▶ _Provided data_:
^^^^

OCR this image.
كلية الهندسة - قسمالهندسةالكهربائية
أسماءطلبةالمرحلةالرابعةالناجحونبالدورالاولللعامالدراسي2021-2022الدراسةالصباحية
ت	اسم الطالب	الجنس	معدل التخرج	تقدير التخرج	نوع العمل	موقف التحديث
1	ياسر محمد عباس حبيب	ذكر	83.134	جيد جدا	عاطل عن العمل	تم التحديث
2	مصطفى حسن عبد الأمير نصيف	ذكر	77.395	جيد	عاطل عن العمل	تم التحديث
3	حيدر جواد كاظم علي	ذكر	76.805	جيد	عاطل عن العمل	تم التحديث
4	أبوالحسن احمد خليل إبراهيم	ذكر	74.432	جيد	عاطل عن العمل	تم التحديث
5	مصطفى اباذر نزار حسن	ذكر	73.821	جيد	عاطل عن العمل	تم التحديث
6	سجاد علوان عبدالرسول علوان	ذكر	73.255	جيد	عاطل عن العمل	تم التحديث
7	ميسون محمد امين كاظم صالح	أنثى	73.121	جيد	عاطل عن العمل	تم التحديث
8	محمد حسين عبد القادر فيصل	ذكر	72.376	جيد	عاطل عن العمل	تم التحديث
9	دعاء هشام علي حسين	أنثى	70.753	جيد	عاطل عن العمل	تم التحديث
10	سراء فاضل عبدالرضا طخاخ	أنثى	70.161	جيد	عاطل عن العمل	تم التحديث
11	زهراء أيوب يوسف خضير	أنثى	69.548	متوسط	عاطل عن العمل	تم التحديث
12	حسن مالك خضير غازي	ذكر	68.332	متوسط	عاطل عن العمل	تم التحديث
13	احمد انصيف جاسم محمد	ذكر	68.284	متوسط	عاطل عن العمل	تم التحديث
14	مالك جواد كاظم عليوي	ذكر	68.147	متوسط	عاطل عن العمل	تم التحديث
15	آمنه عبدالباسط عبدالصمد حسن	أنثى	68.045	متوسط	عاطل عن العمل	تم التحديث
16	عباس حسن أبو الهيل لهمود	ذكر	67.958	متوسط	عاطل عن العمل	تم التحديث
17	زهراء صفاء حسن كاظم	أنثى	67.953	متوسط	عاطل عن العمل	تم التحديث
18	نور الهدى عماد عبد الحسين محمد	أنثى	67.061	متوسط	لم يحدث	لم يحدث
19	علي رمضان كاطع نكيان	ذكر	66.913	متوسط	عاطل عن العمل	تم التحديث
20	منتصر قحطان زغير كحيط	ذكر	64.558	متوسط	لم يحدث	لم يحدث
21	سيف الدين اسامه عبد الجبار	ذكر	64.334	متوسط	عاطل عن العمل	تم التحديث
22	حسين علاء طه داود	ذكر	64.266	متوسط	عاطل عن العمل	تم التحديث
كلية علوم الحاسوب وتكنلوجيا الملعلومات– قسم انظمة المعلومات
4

^^^^

▶ _Job_:
Above are the records; copy all of them exactly.

▶ _Exercise result_:
OCR this image.
كلية الهندسة - قسمالهندسةالكهربائية
أسماءطلبةالمرحلةالرابعةالناجحونبالدورالاولللعامالدراسي2021-2022الدراسةالصباحية
ت	اسم الطالب	الجنس	معدل التخرج	تقدير التخرج	نوع العمل	موقف التحديث
1	ياسر محمد عباس حبيب	ذكر	83.134	جيد جدا	عاطل عن العمل	تم التحديث
2	مصطفى حسن عبد الأمير نصيف	ذكر	77.395	جيد	عاطل عن العمل	تم التحديث
3	حيدر جواد كاظم علي	ذكر	76.805	جيد	عاطل عن العمل	تم التحديث
4	أبوالحسن احمد خليل إبراهيم	ذكر	74.432	جيد	عاطل عن العمل	تم التحديث
5	مصطفى اباذر نزار حسن	ذكر	73.821	جيد	عاطل عن العمل	تم التحديث
6	سجاد علوان عبدالرسول علوان	ذكر	73.255	جيد	عاطل عن العمل	تم التحديث
7	ميسون محمد امين كاظم صالح	أنثى	73.121	جيد	عاطل عن العمل	تم التحديث
8	محمد حسين عبد القادر فيصل	ذكر	72.376	جيد	عاطل عن العمل	تم التحديث
9	دعاء هشام علي حسين	أنثى	70.753	جيد	عاطل عن العمل	تم التحديث
10	سراء فاضل عبدالرضا طخاخ	أنثى	70.161	جيد	عاطل عن العمل	تم التحديث
11	زهراء أيوب يوسف خضير	أنثى	69.548	متوسط	عاطل عن العمل	تم التحديث
12	حسن مالك خضير غازي	ذكر	68.332	متوسط	عاطل عن العمل	تم التحديث
13	احمد انصيف جاسم محمد	ذكر	68.284	متوسط	عاطل عن العمل	تم التحديث
14	مالك جواد كاظم عليوي	ذكر	68.147	متوسط	عاطل عن العمل	تم التحديث
15	آمنه عبدالباسط عبدالصمد حسن	أنثى	68.045	متوسط	عاطل عن العمل	تم التحديث
16	عباس حسن أبو الهيل لهمود	ذكر	67.958	متوسط	عاطل عن العمل	تم التحديث
17	زهراء صفاء حسن كاظم	أنثى	67.953	متوسط	عاطل عن العمل	تم التحديث
18	نور الهدى عماد عبد الحسين محمد	أنثى	67.061	متوسط	لم يحدث	لم يحدث
19	علي رمضان كاطع نكيان	ذكر	66.913	متوسط	عاطل عن العمل	تم التحديث
20	منتصر قحطان زغير كحيط	ذكر	64.558	متوسط	لم يحدث	لم يحدث
21	سيف الدين اسامه عبد الجبار	ذكر	64.334	متوسط	عاطل عن العمل	تم التحديث
22	حسين علاء طه داود	ذكر	64.266	متوسط	عاطل عن العمل	تم التحديث
كلية علوم الحاسوب وتكنلوجيا الملعلومات– قسم انظمة المعلومات
4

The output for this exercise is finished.